Data for processing
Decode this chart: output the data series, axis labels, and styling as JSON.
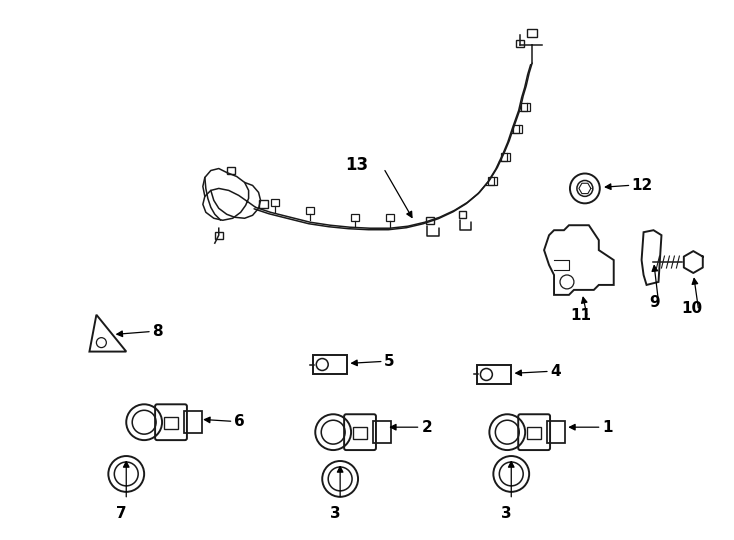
{
  "bg_color": "#ffffff",
  "line_color": "#1a1a1a",
  "text_color": "#000000",
  "fig_width": 7.34,
  "fig_height": 5.4,
  "dpi": 100
}
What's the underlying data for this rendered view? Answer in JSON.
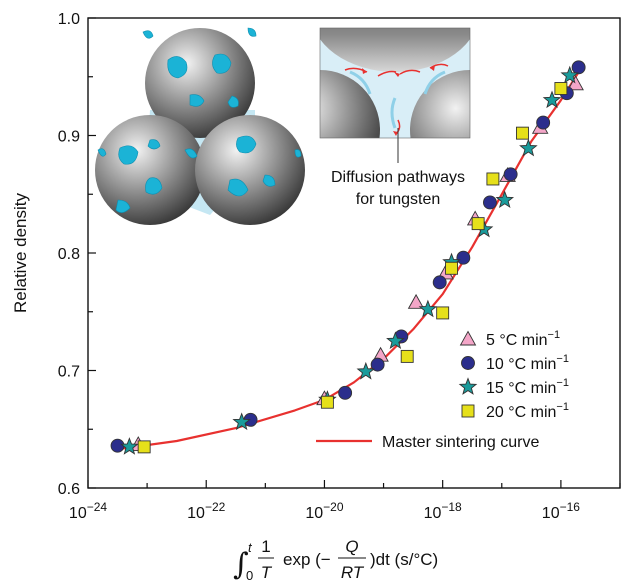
{
  "chart_data": {
    "type": "scatter",
    "title": "",
    "ylabel": "Relative density",
    "xlabel": {
      "integral_lower": "0",
      "integral_upper": "t",
      "frac1_num": "1",
      "frac1_den": "T",
      "exp_text": "exp (−",
      "frac2_num": "Q",
      "frac2_den": "RT",
      "tail_text": ")dt (s/°C)"
    },
    "x_scale": "log",
    "xlim_exponent": [
      -24,
      -15
    ],
    "ylim": [
      0.6,
      1.0
    ],
    "x_ticks": [
      {
        "base": "10",
        "exp": "−24",
        "value": -24
      },
      {
        "base": "10",
        "exp": "−22",
        "value": -22
      },
      {
        "base": "10",
        "exp": "−20",
        "value": -20
      },
      {
        "base": "10",
        "exp": "−18",
        "value": -18
      },
      {
        "base": "10",
        "exp": "−16",
        "value": -16
      }
    ],
    "y_ticks": [
      {
        "label": "0.6",
        "value": 0.6
      },
      {
        "label": "0.7",
        "value": 0.7
      },
      {
        "label": "0.8",
        "value": 0.8
      },
      {
        "label": "0.9",
        "value": 0.9
      },
      {
        "label": "1.0",
        "value": 1.0
      }
    ],
    "series": [
      {
        "name": "5 °C min",
        "superscript": "−1",
        "marker": "triangle",
        "color": "#f4a6c8",
        "points": [
          [
            -23.15,
            0.637
          ],
          [
            -20.0,
            0.676
          ],
          [
            -19.05,
            0.713
          ],
          [
            -18.45,
            0.758
          ],
          [
            -17.95,
            0.783
          ],
          [
            -17.45,
            0.829
          ],
          [
            -16.9,
            0.866
          ],
          [
            -16.35,
            0.907
          ],
          [
            -15.75,
            0.944
          ]
        ]
      },
      {
        "name": "10 °C min",
        "superscript": "−1",
        "marker": "circle",
        "color": "#2b2e8c",
        "points": [
          [
            -23.5,
            0.636
          ],
          [
            -21.25,
            0.658
          ],
          [
            -19.65,
            0.681
          ],
          [
            -19.1,
            0.705
          ],
          [
            -18.7,
            0.729
          ],
          [
            -18.05,
            0.775
          ],
          [
            -17.65,
            0.796
          ],
          [
            -17.2,
            0.843
          ],
          [
            -16.85,
            0.867
          ],
          [
            -16.3,
            0.911
          ],
          [
            -15.9,
            0.936
          ],
          [
            -15.7,
            0.958
          ]
        ]
      },
      {
        "name": "15 °C min",
        "superscript": "−1",
        "marker": "star",
        "color": "#1a9b9b",
        "points": [
          [
            -23.3,
            0.635
          ],
          [
            -21.4,
            0.656
          ],
          [
            -19.95,
            0.675
          ],
          [
            -19.3,
            0.699
          ],
          [
            -18.8,
            0.725
          ],
          [
            -18.25,
            0.752
          ],
          [
            -17.85,
            0.792
          ],
          [
            -17.3,
            0.82
          ],
          [
            -16.95,
            0.845
          ],
          [
            -16.55,
            0.889
          ],
          [
            -16.15,
            0.93
          ],
          [
            -15.85,
            0.951
          ]
        ]
      },
      {
        "name": "20 °C min",
        "superscript": "−1",
        "marker": "square",
        "color": "#e6e01a",
        "points": [
          [
            -23.05,
            0.635
          ],
          [
            -19.95,
            0.673
          ],
          [
            -18.6,
            0.712
          ],
          [
            -18.0,
            0.749
          ],
          [
            -17.85,
            0.787
          ],
          [
            -17.4,
            0.825
          ],
          [
            -17.15,
            0.863
          ],
          [
            -16.65,
            0.902
          ],
          [
            -16.0,
            0.94
          ]
        ]
      }
    ],
    "curve": {
      "name": "Master sintering curve",
      "color": "#e8312f",
      "points": [
        [
          -23.5,
          0.633
        ],
        [
          -22.5,
          0.64
        ],
        [
          -21.5,
          0.651
        ],
        [
          -20.5,
          0.666
        ],
        [
          -20.0,
          0.675
        ],
        [
          -19.5,
          0.69
        ],
        [
          -19.0,
          0.71
        ],
        [
          -18.5,
          0.735
        ],
        [
          -18.0,
          0.765
        ],
        [
          -17.5,
          0.805
        ],
        [
          -17.0,
          0.85
        ],
        [
          -16.5,
          0.895
        ],
        [
          -16.0,
          0.93
        ],
        [
          -15.65,
          0.958
        ]
      ]
    },
    "legend_placement": "bottom-right",
    "annotation": {
      "lines": [
        "Diffusion pathways",
        "for tungsten"
      ]
    },
    "inset_colors": {
      "sphere": "#8c8c8c",
      "tungsten": "#1bb3d6",
      "neck": "#bfe4f2",
      "arrow": "#e8312f"
    }
  }
}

Exercise objective
List every line from the entries above in which "series" appears.

Complete answer
Decode this chart: output the data series, axis labels, and styling as JSON.
    "series": [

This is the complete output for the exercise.